● **WHAT IS BEING ASKED**
Type out all the records word for word. Any pictures are to be left out.

** START OF DATASET RECORDS **

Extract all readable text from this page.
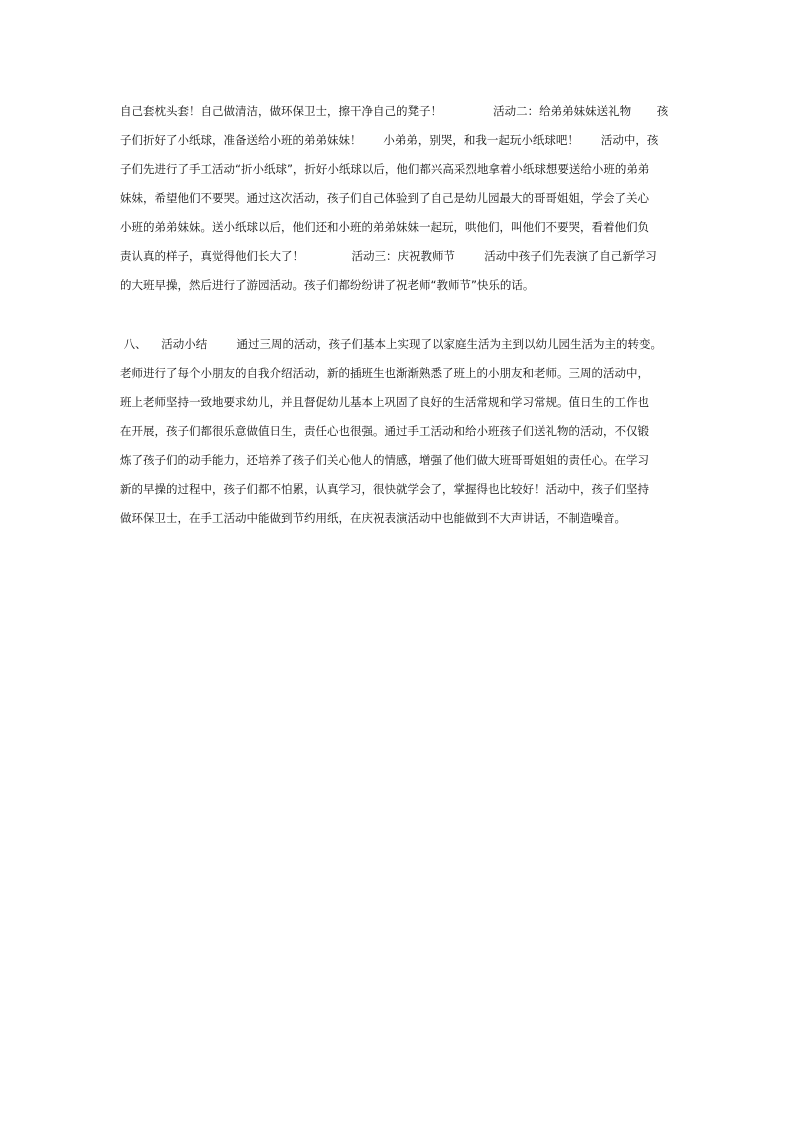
自己套枕头套！自己做清洁，做环保卫士，擦干净自己的凳子！              活动二：给弟弟妹妹送礼物       孩
子们折好了小纸球，准备送给小班的弟弟妹妹！      小弟弟，别哭，和我一起玩小纸球吧！      活动中，孩
子们先进行了手工活动“折小纸球”，折好小纸球以后，他们都兴高采烈地拿着小纸球想要送给小班的弟弟
妹妹，希望他们不要哭。通过这次活动，孩子们自己体验到了自己是幼儿园最大的哥哥姐姐，学会了关心
小班的弟弟妹妹。送小纸球以后，他们还和小班的弟弟妹妹一起玩，哄他们，叫他们不要哭，看着他们负
责认真的样子，真觉得他们长大了！             活动三：庆祝教师节        活动中孩子们先表演了自己新学习
的大班早操，然后进行了游园活动。孩子们都纷纷讲了祝老师“教师节”快乐的话。
八、    活动小结        通过三周的活动，孩子们基本上实现了以家庭生活为主到以幼儿园生活为主的转变。
老师进行了每个小朋友的自我介绍活动，新的插班生也渐渐熟悉了班上的小朋友和老师。三周的活动中，
班上老师坚持一致地要求幼儿，并且督促幼儿基本上巩固了良好的生活常规和学习常规。值日生的工作也
在开展，孩子们都很乐意做值日生，责任心也很强。通过手工活动和给小班孩子们送礼物的活动，不仅锻
炼了孩子们的动手能力，还培养了孩子们关心他人的情感，增强了他们做大班哥哥姐姐的责任心。在学习
新的早操的过程中，孩子们都不怕累，认真学习，很快就学会了，掌握得也比较好！活动中，孩子们坚持
做环保卫士，在手工活动中能做到节约用纸，在庆祝表演活动中也能做到不大声讲话，不制造噪音。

** END OF DATASET RECORDS **

● **FULL RESPONSE**
Extract all readable text from this page.
自己套枕头套！自己做清洁，做环保卫士，擦干净自己的凳子！              活动二：给弟弟妹妹送礼物       孩
子们折好了小纸球，准备送给小班的弟弟妹妹！      小弟弟，别哭，和我一起玩小纸球吧！      活动中，孩
子们先进行了手工活动“折小纸球”，折好小纸球以后，他们都兴高采烈地拿着小纸球想要送给小班的弟弟
妹妹，希望他们不要哭。通过这次活动，孩子们自己体验到了自己是幼儿园最大的哥哥姐姐，学会了关心
小班的弟弟妹妹。送小纸球以后，他们还和小班的弟弟妹妹一起玩，哄他们，叫他们不要哭，看着他们负
责认真的样子，真觉得他们长大了！             活动三：庆祝教师节        活动中孩子们先表演了自己新学习
的大班早操，然后进行了游园活动。孩子们都纷纷讲了祝老师“教师节”快乐的话。
八、    活动小结        通过三周的活动，孩子们基本上实现了以家庭生活为主到以幼儿园生活为主的转变。
老师进行了每个小朋友的自我介绍活动，新的插班生也渐渐熟悉了班上的小朋友和老师。三周的活动中，
班上老师坚持一致地要求幼儿，并且督促幼儿基本上巩固了良好的生活常规和学习常规。值日生的工作也
在开展，孩子们都很乐意做值日生，责任心也很强。通过手工活动和给小班孩子们送礼物的活动，不仅锻
炼了孩子们的动手能力，还培养了孩子们关心他人的情感，增强了他们做大班哥哥姐姐的责任心。在学习
新的早操的过程中，孩子们都不怕累，认真学习，很快就学会了，掌握得也比较好！活动中，孩子们坚持
做环保卫士，在手工活动中能做到节约用纸，在庆祝表演活动中也能做到不大声讲话，不制造噪音。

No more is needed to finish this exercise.